*Given request*.
Print all entries precisely as they are written.

*Dataset records*.
[BEGIN]

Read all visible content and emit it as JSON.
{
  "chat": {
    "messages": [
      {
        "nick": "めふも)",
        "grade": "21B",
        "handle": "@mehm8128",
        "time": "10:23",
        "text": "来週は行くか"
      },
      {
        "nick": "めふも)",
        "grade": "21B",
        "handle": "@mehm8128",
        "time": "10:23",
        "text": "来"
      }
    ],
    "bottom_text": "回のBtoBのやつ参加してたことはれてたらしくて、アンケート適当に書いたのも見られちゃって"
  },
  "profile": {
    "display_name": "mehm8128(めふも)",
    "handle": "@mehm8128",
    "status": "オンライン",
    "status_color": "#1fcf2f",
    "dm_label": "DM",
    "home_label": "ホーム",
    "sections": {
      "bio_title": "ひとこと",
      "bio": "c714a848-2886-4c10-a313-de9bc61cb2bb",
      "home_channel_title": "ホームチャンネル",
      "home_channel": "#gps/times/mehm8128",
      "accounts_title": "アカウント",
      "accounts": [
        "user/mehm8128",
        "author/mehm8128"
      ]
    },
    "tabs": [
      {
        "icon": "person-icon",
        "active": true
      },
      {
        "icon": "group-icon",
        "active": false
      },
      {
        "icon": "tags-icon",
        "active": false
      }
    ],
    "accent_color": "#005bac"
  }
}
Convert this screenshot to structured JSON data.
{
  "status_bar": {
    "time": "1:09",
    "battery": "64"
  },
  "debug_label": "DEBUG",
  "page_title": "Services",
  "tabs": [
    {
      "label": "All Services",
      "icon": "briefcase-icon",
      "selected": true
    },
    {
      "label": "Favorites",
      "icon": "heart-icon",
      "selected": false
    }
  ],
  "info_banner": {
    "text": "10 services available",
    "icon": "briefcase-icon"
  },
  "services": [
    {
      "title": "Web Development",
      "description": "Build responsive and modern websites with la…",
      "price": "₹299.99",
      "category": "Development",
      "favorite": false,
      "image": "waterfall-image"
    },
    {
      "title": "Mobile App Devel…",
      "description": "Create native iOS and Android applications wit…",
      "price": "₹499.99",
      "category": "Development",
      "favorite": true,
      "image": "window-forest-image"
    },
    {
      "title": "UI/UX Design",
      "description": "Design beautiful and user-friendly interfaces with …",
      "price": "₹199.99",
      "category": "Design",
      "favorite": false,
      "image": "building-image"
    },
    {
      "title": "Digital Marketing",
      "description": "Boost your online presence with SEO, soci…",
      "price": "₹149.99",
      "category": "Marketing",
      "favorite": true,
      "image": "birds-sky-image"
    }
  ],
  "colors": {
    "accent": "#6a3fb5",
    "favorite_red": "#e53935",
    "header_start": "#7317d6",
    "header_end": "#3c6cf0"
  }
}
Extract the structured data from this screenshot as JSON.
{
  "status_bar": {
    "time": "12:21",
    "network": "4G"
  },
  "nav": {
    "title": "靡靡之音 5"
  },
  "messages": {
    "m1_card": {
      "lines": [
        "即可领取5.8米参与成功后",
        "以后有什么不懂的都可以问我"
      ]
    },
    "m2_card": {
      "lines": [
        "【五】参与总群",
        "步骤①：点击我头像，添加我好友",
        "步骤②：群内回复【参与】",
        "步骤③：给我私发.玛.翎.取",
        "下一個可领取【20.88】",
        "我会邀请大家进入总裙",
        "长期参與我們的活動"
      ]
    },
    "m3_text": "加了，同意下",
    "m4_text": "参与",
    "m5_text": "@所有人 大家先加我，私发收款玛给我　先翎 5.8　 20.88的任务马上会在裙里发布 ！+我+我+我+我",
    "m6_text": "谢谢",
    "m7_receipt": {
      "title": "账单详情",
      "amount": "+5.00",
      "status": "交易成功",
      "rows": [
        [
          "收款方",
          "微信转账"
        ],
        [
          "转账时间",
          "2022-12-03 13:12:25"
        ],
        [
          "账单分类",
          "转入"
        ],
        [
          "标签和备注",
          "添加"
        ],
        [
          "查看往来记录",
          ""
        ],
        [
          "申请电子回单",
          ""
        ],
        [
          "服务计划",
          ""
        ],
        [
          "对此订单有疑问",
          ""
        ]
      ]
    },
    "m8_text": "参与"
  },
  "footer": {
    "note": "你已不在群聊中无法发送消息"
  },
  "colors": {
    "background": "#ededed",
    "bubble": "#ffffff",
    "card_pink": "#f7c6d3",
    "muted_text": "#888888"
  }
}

[END]

*Response*.
Read all visible content and emit it as JSON.
{
  "chat": {
    "messages": [
      {
        "nick": "めふも)",
        "grade": "21B",
        "handle": "@mehm8128",
        "time": "10:23",
        "text": "来週は行くか"
      },
      {
        "nick": "めふも)",
        "grade": "21B",
        "handle": "@mehm8128",
        "time": "10:23",
        "text": "来"
      }
    ],
    "bottom_text": "回のBtoBのやつ参加してたことはれてたらしくて、アンケート適当に書いたのも見られちゃって"
  },
  "profile": {
    "display_name": "mehm8128(めふも)",
    "handle": "@mehm8128",
    "status": "オンライン",
    "status_color": "#1fcf2f",
    "dm_label": "DM",
    "home_label": "ホーム",
    "sections": {
      "bio_title": "ひとこと",
      "bio": "c714a848-2886-4c10-a313-de9bc61cb2bb",
      "home_channel_title": "ホームチャンネル",
      "home_channel": "#gps/times/mehm8128",
      "accounts_title": "アカウント",
      "accounts": [
        "user/mehm8128",
        "author/mehm8128"
      ]
    },
    "tabs": [
      {
        "icon": "person-icon",
        "active": true
      },
      {
        "icon": "group-icon",
        "active": false
      },
      {
        "icon": "tags-icon",
        "active": false
      }
    ],
    "accent_color": "#005bac"
  }
}
Convert this screenshot to structured JSON data.
{
  "status_bar": {
    "time": "1:09",
    "battery": "64"
  },
  "debug_label": "DEBUG",
  "page_title": "Services",
  "tabs": [
    {
      "label": "All Services",
      "icon": "briefcase-icon",
      "selected": true
    },
    {
      "label": "Favorites",
      "icon": "heart-icon",
      "selected": false
    }
  ],
  "info_banner": {
    "text": "10 services available",
    "icon": "briefcase-icon"
  },
  "services": [
    {
      "title": "Web Development",
      "description": "Build responsive and modern websites with la…",
      "price": "₹299.99",
      "category": "Development",
      "favorite": false,
      "image": "waterfall-image"
    },
    {
      "title": "Mobile App Devel…",
      "description": "Create native iOS and Android applications wit…",
      "price": "₹499.99",
      "category": "Development",
      "favorite": true,
      "image": "window-forest-image"
    },
    {
      "title": "UI/UX Design",
      "description": "Design beautiful and user-friendly interfaces with …",
      "price": "₹199.99",
      "category": "Design",
      "favorite": false,
      "image": "building-image"
    },
    {
      "title": "Digital Marketing",
      "description": "Boost your online presence with SEO, soci…",
      "price": "₹149.99",
      "category": "Marketing",
      "favorite": true,
      "image": "birds-sky-image"
    }
  ],
  "colors": {
    "accent": "#6a3fb5",
    "favorite_red": "#e53935",
    "header_start": "#7317d6",
    "header_end": "#3c6cf0"
  }
}
Extract the structured data from this screenshot as JSON.
{
  "status_bar": {
    "time": "12:21",
    "network": "4G"
  },
  "nav": {
    "title": "靡靡之音 5"
  },
  "messages": {
    "m1_card": {
      "lines": [
        "即可领取5.8米参与成功后",
        "以后有什么不懂的都可以问我"
      ]
    },
    "m2_card": {
      "lines": [
        "【五】参与总群",
        "步骤①：点击我头像，添加我好友",
        "步骤②：群内回复【参与】",
        "步骤③：给我私发.玛.翎.取",
        "下一個可领取【20.88】",
        "我会邀请大家进入总裙",
        "长期参與我們的活動"
      ]
    },
    "m3_text": "加了，同意下",
    "m4_text": "参与",
    "m5_text": "@所有人 大家先加我，私发收款玛给我　先翎 5.8　 20.88的任务马上会在裙里发布 ！+我+我+我+我",
    "m6_text": "谢谢",
    "m7_receipt": {
      "title": "账单详情",
      "amount": "+5.00",
      "status": "交易成功",
      "rows": [
        [
          "收款方",
          "微信转账"
        ],
        [
          "转账时间",
          "2022-12-03 13:12:25"
        ],
        [
          "账单分类",
          "转入"
        ],
        [
          "标签和备注",
          "添加"
        ],
        [
          "查看往来记录",
          ""
        ],
        [
          "申请电子回单",
          ""
        ],
        [
          "服务计划",
          ""
        ],
        [
          "对此订单有疑问",
          ""
        ]
      ]
    },
    "m8_text": "参与"
  },
  "footer": {
    "note": "你已不在群聊中无法发送消息"
  },
  "colors": {
    "background": "#ededed",
    "bubble": "#ffffff",
    "card_pink": "#f7c6d3",
    "muted_text": "#888888"
  }
}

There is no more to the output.